[Some records]
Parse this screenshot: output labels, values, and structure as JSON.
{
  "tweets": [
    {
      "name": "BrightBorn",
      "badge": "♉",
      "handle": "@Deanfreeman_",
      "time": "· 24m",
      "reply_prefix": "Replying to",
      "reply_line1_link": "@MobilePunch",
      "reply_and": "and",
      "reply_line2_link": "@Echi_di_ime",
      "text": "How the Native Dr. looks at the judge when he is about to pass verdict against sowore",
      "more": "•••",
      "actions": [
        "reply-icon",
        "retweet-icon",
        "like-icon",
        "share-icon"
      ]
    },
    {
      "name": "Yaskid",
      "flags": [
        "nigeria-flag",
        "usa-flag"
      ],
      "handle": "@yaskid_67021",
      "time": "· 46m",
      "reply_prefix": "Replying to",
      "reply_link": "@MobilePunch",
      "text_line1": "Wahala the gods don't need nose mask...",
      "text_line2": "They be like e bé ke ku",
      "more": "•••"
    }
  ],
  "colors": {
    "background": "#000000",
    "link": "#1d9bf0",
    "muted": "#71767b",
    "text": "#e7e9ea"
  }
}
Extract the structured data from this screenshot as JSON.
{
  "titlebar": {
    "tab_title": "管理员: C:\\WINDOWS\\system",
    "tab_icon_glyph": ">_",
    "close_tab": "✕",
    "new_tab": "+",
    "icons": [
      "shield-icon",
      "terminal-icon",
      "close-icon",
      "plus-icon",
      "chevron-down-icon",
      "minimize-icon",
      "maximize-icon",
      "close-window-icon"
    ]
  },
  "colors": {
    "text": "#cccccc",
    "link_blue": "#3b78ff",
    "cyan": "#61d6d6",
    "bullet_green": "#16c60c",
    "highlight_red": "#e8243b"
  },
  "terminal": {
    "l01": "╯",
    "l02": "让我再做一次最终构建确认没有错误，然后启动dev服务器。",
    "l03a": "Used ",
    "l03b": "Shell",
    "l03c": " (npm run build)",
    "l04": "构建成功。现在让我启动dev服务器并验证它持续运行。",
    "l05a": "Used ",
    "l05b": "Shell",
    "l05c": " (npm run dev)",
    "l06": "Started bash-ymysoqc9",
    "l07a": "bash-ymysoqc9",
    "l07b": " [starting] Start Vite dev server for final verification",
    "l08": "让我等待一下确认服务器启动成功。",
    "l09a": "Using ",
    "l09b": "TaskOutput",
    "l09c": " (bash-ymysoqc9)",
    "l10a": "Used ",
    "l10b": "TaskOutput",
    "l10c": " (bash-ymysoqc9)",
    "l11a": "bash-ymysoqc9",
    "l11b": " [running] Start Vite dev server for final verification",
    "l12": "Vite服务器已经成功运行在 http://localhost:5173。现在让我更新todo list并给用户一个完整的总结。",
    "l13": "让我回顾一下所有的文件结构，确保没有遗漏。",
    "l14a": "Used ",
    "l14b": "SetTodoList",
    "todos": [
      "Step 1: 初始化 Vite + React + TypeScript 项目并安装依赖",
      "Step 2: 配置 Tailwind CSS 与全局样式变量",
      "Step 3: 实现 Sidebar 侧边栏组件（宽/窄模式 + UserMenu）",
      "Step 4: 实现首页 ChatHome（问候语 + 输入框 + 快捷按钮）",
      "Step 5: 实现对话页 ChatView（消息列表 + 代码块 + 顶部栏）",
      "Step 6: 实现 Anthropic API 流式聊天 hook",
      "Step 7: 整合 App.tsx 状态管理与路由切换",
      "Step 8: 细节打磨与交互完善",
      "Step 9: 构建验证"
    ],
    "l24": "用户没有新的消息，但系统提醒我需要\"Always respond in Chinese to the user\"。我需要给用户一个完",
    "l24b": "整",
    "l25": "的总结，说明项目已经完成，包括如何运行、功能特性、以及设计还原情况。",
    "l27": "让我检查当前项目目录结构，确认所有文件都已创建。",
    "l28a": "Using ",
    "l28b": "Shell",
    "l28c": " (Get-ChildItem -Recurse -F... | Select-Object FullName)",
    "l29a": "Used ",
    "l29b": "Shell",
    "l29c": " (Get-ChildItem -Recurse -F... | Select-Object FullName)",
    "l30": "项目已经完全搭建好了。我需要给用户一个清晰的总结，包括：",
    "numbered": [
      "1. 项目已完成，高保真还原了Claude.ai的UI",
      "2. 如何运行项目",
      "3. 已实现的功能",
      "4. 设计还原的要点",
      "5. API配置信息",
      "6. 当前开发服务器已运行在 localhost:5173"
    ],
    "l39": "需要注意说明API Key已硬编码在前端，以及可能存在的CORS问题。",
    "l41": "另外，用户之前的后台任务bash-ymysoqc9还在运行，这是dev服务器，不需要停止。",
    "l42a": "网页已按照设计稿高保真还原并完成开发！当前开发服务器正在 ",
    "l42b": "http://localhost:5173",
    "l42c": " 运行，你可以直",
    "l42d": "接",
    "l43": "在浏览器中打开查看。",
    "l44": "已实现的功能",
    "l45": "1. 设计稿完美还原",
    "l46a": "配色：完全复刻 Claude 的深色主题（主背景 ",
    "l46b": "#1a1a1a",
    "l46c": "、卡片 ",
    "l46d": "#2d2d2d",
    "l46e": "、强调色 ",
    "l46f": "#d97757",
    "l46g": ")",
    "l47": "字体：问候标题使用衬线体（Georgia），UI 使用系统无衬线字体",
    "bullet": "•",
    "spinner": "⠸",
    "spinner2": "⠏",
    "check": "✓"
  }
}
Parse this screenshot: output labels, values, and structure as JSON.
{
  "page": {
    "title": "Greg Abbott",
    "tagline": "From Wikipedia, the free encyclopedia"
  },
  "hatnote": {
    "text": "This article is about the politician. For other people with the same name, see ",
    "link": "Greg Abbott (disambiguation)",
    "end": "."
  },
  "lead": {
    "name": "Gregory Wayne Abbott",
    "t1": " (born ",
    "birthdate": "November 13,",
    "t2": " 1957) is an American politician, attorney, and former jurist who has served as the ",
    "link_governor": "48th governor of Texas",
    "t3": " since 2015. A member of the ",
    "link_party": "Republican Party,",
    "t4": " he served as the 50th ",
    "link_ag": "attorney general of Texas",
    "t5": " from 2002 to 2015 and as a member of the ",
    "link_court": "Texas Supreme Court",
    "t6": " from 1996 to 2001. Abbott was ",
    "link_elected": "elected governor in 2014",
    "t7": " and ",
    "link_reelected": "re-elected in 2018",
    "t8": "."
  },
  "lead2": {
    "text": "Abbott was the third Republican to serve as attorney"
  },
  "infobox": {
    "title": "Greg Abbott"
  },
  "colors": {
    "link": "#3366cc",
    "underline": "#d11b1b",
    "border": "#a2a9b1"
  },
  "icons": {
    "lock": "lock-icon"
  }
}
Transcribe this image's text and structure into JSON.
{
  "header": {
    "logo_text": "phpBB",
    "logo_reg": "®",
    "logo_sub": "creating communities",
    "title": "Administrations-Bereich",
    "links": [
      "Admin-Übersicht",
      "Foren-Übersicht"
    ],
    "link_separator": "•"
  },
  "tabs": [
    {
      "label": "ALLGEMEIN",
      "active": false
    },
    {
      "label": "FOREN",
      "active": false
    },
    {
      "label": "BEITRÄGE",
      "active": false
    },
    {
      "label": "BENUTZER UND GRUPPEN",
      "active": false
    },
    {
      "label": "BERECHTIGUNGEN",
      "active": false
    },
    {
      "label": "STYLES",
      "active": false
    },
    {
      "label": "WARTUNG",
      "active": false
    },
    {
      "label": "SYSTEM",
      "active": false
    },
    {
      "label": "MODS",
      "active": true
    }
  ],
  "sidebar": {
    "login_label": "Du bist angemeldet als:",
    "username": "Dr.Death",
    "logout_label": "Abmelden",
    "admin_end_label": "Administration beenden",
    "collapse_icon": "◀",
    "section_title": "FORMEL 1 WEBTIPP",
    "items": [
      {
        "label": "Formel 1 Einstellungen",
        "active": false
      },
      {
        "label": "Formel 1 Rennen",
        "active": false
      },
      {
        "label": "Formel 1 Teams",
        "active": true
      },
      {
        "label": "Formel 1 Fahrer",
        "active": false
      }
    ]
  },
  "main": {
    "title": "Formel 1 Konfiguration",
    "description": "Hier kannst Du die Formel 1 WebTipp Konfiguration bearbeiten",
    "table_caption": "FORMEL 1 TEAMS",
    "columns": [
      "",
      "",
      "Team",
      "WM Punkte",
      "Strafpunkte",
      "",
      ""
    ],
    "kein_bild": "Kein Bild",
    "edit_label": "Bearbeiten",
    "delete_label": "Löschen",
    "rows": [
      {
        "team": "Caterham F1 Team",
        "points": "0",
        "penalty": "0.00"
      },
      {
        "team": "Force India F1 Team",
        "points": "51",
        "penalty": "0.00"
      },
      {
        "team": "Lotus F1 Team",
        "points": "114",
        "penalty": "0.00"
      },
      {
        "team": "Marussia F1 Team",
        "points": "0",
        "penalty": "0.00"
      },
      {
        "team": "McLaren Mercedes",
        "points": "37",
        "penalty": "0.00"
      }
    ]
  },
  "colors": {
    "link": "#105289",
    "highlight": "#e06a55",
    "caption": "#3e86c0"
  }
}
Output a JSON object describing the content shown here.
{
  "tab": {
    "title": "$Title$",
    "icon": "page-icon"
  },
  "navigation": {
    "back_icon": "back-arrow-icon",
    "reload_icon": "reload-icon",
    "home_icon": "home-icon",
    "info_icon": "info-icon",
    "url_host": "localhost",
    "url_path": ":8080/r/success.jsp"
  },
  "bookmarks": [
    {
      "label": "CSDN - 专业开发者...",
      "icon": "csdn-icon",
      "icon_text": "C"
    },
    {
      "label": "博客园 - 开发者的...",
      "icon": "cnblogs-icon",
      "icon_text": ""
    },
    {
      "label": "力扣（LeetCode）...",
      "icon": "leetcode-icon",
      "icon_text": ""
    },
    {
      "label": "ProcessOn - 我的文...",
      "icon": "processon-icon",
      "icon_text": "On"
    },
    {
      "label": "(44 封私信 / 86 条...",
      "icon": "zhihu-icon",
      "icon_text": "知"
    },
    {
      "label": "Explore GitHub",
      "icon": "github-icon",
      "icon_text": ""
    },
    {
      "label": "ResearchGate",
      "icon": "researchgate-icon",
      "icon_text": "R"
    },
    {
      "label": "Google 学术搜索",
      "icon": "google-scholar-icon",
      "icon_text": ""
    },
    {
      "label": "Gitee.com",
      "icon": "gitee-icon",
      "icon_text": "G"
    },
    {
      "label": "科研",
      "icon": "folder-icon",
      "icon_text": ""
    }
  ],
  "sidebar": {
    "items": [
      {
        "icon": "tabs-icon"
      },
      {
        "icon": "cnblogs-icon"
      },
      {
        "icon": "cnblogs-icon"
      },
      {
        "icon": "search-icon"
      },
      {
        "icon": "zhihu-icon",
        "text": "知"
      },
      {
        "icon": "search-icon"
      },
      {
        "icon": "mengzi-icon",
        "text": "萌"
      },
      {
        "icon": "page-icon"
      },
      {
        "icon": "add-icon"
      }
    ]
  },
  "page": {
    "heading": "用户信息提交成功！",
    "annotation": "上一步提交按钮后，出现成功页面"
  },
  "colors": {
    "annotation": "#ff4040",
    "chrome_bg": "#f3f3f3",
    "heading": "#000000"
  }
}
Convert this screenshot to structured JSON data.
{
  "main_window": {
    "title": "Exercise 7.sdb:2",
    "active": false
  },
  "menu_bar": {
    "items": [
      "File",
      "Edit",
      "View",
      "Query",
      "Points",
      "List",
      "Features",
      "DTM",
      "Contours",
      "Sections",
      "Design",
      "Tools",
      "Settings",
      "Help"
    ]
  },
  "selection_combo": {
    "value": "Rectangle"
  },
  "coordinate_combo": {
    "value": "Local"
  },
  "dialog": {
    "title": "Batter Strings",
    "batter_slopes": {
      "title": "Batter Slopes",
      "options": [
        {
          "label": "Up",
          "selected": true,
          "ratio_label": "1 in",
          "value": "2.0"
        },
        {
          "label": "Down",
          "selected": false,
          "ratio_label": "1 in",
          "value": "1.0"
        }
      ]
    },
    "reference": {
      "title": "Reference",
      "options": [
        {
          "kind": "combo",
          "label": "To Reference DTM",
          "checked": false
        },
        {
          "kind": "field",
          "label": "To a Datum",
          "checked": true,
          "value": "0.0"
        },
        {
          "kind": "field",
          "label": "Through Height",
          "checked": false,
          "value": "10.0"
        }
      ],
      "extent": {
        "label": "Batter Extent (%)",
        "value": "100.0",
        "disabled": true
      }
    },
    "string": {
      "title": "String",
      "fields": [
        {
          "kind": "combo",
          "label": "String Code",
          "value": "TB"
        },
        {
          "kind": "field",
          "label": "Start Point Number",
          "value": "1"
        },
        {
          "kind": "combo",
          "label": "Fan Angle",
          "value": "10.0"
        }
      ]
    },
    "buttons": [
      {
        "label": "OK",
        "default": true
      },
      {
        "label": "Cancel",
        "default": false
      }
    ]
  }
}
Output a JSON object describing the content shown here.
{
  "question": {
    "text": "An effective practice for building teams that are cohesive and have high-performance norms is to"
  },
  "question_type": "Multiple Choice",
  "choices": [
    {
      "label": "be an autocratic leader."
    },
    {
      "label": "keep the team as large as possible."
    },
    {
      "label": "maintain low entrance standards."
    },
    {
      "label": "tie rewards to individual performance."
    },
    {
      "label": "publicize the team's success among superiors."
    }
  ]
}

_EXERCISE OBJECTIVE_: Find all lines where the word "annotation" appears. Copy them.

_CORRECT ANSWER_:
    "annotation": "上一步提交按钮后，出现成功页面"
    "annotation": "#ff4040",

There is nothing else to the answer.